* **The records**

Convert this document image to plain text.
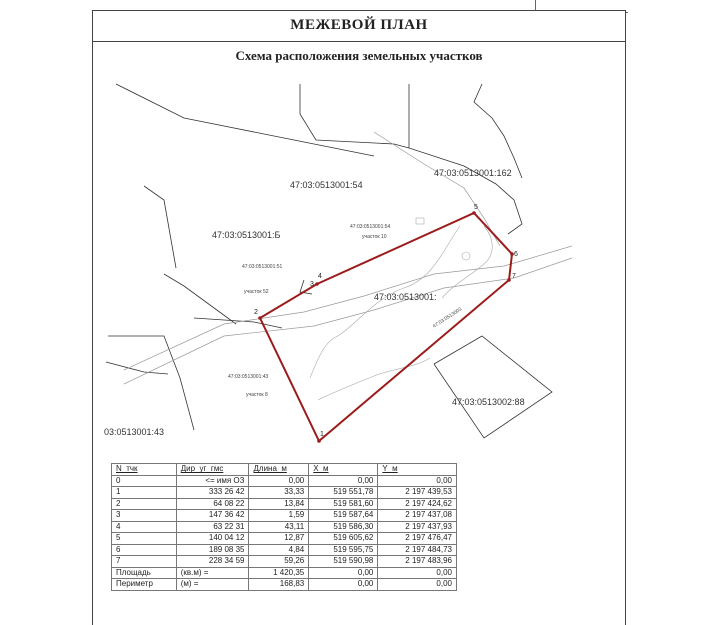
МЕЖЕВОЙ ПЛАН
Схема расположения земельных участков
1
2
3
4
5
6
7
47:03:0513001:54
47:03:0513001:162
47:03:0513001:Б
47:03:0513001:
47:03:0513002:88
03:0513001:43
47:03:0513001:54
участок 10
47:03:0513001:51
участок 52
47:03:0513001:43
участок 8
47:03:0513003
N_тчк	Дир_уг_гмс	Длина_м	X_м	Y_м
0	<= имя ОЗ	0,00	0,00	0,00
1	333 26 42	33,33	519 551,78	2 197 439,53
2	64 08 22	13,84	519 581,60	2 197 424,62
3	147 36 42	1,59	519 587,64	2 197 437,08
4	63 22 31	43,11	519 586,30	2 197 437,93
5	140 04 12	12,87	519 605,62	2 197 476,47
6	189 08 35	4,84	519 595,75	2 197 484,73
7	228 34 59	59,26	519 590,98	2 197 483,96
Площадь	(кв.м) =	1 420,35	0,00	0,00
Периметр	(м) =	168,83	0,00	0,00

* **Directive**
Omitting all images, print the listing exactly.

* **Exercise response**
Convert this document image to plain text.
МЕЖЕВОЙ ПЛАН
Схема расположения земельных участков
1
2
3
4
5
6
7
47:03:0513001:54
47:03:0513001:162
47:03:0513001:Б
47:03:0513001:
47:03:0513002:88
03:0513001:43
47:03:0513001:54
участок 10
47:03:0513001:51
участок 52
47:03:0513001:43
участок 8
47:03:0513003
N_тчк	Дир_уг_гмс	Длина_м	X_м	Y_м
0	<= имя ОЗ	0,00	0,00	0,00
1	333 26 42	33,33	519 551,78	2 197 439,53
2	64 08 22	13,84	519 581,60	2 197 424,62
3	147 36 42	1,59	519 587,64	2 197 437,08
4	63 22 31	43,11	519 586,30	2 197 437,93
5	140 04 12	12,87	519 605,62	2 197 476,47
6	189 08 35	4,84	519 595,75	2 197 484,73
7	228 34 59	59,26	519 590,98	2 197 483,96
Площадь	(кв.м) =	1 420,35	0,00	0,00
Периметр	(м) =	168,83	0,00	0,00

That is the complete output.